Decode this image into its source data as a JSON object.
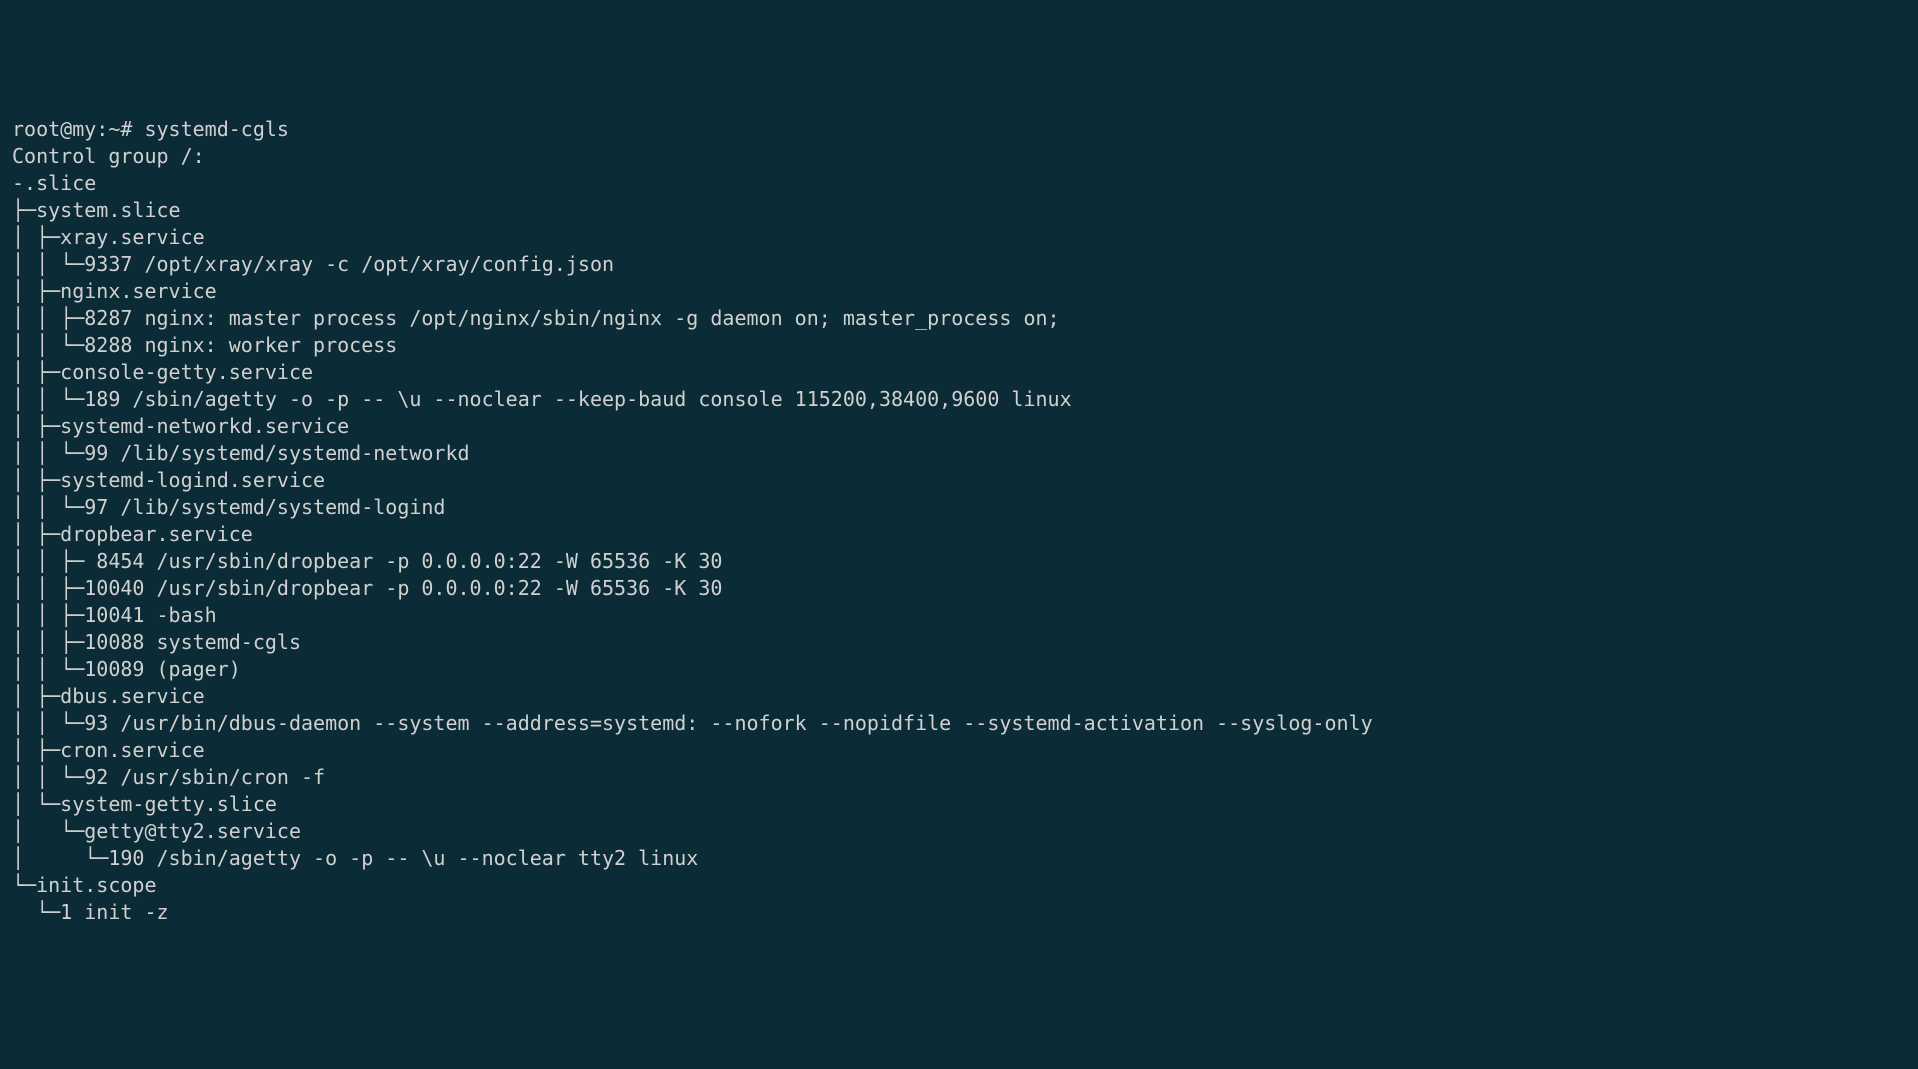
{
  "prompt": "root@my:~# ",
  "command": "systemd-cgls",
  "lines": [
    "Control group /:",
    "-.slice",
    "├─system.slice",
    "│ ├─xray.service",
    "│ │ └─9337 /opt/xray/xray -c /opt/xray/config.json",
    "│ ├─nginx.service",
    "│ │ ├─8287 nginx: master process /opt/nginx/sbin/nginx -g daemon on; master_process on;",
    "│ │ └─8288 nginx: worker process",
    "│ ├─console-getty.service",
    "│ │ └─189 /sbin/agetty -o -p -- \\u --noclear --keep-baud console 115200,38400,9600 linux",
    "│ ├─systemd-networkd.service",
    "│ │ └─99 /lib/systemd/systemd-networkd",
    "│ ├─systemd-logind.service",
    "│ │ └─97 /lib/systemd/systemd-logind",
    "│ ├─dropbear.service",
    "│ │ ├─ 8454 /usr/sbin/dropbear -p 0.0.0.0:22 -W 65536 -K 30",
    "│ │ ├─10040 /usr/sbin/dropbear -p 0.0.0.0:22 -W 65536 -K 30",
    "│ │ ├─10041 -bash",
    "│ │ ├─10088 systemd-cgls",
    "│ │ └─10089 (pager)",
    "│ ├─dbus.service",
    "│ │ └─93 /usr/bin/dbus-daemon --system --address=systemd: --nofork --nopidfile --systemd-activation --syslog-only",
    "│ ├─cron.service",
    "│ │ └─92 /usr/sbin/cron -f",
    "│ └─system-getty.slice",
    "│   └─getty@tty2.service",
    "│     └─190 /sbin/agetty -o -p -- \\u --noclear tty2 linux",
    "└─init.scope",
    "  └─1 init -z"
  ]
}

______________________________

**Exercise goal**. Write out the material above again, word for word, minus its pictures.

**Written solution**.
Decode this image into its source data as a JSON object.
{
  "prompt": "root@my:~# ",
  "command": "systemd-cgls",
  "lines": [
    "Control group /:",
    "-.slice",
    "├─system.slice",
    "│ ├─xray.service",
    "│ │ └─9337 /opt/xray/xray -c /opt/xray/config.json",
    "│ ├─nginx.service",
    "│ │ ├─8287 nginx: master process /opt/nginx/sbin/nginx -g daemon on; master_process on;",
    "│ │ └─8288 nginx: worker process",
    "│ ├─console-getty.service",
    "│ │ └─189 /sbin/agetty -o -p -- \\u --noclear --keep-baud console 115200,38400,9600 linux",
    "│ ├─systemd-networkd.service",
    "│ │ └─99 /lib/systemd/systemd-networkd",
    "│ ├─systemd-logind.service",
    "│ │ └─97 /lib/systemd/systemd-logind",
    "│ ├─dropbear.service",
    "│ │ ├─ 8454 /usr/sbin/dropbear -p 0.0.0.0:22 -W 65536 -K 30",
    "│ │ ├─10040 /usr/sbin/dropbear -p 0.0.0.0:22 -W 65536 -K 30",
    "│ │ ├─10041 -bash",
    "│ │ ├─10088 systemd-cgls",
    "│ │ └─10089 (pager)",
    "│ ├─dbus.service",
    "│ │ └─93 /usr/bin/dbus-daemon --system --address=systemd: --nofork --nopidfile --systemd-activation --syslog-only",
    "│ ├─cron.service",
    "│ │ └─92 /usr/sbin/cron -f",
    "│ └─system-getty.slice",
    "│   └─getty@tty2.service",
    "│     └─190 /sbin/agetty -o -p -- \\u --noclear tty2 linux",
    "└─init.scope",
    "  └─1 init -z"
  ]
}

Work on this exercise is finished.